--- Start ---

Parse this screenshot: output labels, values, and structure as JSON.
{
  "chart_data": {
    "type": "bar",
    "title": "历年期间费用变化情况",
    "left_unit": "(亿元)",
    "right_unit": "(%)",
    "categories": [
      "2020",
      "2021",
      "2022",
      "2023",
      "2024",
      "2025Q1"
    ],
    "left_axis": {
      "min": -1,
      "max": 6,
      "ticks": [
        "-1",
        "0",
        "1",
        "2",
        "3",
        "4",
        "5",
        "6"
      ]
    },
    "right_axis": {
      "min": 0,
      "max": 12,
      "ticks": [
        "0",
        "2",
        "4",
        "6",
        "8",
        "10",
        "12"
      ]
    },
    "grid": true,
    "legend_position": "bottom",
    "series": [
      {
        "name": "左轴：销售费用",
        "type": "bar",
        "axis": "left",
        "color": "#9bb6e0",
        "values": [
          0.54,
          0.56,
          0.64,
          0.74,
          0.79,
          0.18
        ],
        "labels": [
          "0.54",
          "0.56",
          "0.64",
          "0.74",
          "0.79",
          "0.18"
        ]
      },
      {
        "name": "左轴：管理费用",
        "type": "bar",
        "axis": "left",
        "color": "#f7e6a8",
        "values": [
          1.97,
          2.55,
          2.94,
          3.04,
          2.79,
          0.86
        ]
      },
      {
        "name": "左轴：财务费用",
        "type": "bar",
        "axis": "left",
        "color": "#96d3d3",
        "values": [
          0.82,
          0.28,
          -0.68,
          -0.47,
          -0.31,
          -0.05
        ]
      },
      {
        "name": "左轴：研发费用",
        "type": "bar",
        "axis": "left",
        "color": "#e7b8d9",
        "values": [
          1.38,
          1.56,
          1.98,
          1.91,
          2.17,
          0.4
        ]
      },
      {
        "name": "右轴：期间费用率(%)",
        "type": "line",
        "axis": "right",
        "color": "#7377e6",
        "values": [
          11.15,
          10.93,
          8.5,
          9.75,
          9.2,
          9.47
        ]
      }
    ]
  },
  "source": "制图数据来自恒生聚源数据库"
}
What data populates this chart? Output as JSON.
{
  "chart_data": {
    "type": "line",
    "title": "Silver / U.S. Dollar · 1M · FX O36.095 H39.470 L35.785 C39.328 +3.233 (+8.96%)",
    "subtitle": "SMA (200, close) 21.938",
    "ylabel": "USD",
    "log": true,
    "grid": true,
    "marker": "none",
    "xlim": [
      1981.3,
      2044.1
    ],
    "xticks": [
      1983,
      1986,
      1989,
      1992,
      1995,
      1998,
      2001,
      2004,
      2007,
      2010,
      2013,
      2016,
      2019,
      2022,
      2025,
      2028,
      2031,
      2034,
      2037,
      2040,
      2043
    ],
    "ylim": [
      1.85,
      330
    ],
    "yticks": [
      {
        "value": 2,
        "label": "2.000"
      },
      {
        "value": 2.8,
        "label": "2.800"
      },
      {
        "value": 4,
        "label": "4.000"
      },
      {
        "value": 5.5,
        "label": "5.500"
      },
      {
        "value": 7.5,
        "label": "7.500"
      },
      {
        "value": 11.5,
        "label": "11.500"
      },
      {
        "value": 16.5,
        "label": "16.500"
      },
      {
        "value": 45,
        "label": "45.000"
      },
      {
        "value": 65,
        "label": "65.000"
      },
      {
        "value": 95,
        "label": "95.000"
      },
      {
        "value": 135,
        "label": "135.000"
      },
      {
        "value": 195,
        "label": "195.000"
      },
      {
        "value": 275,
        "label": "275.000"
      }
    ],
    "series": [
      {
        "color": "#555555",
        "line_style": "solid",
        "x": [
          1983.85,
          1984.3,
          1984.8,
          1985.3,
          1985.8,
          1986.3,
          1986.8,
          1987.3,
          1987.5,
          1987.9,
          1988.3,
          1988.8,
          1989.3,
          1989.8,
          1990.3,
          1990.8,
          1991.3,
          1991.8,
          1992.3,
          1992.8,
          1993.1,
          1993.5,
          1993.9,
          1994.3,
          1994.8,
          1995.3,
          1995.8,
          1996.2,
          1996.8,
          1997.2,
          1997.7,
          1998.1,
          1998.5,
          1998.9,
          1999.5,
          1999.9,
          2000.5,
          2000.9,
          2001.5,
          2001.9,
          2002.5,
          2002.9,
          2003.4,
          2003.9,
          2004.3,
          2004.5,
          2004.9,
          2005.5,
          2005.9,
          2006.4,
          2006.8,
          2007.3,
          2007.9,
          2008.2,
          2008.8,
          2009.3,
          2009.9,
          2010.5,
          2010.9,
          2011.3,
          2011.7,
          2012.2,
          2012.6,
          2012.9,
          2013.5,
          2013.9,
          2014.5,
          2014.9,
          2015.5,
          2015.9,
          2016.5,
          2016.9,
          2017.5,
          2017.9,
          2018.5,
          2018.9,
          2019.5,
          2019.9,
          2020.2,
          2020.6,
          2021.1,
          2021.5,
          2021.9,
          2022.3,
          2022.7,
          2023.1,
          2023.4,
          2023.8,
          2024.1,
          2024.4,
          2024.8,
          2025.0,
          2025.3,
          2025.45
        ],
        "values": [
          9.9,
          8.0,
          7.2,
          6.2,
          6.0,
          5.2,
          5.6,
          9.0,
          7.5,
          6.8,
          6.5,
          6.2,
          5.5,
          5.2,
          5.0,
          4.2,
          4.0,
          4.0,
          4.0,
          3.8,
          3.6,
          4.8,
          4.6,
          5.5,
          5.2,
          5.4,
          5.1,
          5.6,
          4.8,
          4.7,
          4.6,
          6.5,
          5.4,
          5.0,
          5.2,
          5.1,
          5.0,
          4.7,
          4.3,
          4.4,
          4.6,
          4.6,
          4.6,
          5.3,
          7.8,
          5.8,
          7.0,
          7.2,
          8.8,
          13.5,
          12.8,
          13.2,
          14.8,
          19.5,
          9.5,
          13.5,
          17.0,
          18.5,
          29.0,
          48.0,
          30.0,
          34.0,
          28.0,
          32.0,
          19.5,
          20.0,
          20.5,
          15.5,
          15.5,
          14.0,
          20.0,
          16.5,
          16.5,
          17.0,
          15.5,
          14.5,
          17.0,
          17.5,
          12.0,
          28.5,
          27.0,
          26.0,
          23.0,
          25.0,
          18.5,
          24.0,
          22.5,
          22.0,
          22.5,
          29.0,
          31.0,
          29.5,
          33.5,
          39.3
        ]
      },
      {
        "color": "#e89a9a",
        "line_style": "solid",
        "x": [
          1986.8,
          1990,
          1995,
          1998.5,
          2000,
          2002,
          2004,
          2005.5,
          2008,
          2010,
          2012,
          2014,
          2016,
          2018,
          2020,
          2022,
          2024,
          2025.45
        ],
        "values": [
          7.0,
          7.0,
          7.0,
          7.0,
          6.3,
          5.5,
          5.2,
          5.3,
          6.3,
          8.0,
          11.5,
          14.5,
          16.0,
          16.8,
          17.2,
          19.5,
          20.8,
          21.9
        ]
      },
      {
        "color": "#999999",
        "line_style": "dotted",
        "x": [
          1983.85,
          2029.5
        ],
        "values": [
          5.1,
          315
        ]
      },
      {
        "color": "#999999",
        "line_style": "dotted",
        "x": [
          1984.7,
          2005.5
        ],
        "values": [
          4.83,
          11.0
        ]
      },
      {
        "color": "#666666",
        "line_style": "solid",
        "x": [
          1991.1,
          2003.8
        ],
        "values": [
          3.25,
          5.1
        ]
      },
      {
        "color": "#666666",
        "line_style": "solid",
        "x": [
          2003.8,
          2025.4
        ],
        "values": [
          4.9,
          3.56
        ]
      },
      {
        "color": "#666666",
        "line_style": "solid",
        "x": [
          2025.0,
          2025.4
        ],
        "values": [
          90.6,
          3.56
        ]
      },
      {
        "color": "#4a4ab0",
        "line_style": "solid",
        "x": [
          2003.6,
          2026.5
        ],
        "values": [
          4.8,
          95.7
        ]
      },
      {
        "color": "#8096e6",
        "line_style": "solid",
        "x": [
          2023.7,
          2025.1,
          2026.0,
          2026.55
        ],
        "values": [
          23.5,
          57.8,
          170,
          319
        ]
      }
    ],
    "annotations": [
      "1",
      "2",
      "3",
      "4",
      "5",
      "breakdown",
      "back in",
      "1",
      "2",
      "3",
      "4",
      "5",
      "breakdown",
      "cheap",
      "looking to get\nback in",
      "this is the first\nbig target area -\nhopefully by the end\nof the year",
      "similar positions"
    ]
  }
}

--- End ---

Scan the listing above and identify each line holding the string "name"; copy every such line.

### [Exercise answer]
        "name": "左轴：销售费用",
        "name": "左轴：管理费用",
        "name": "左轴：财务费用",
        "name": "左轴：研发费用",
        "name": "右轴：期间费用率(%)",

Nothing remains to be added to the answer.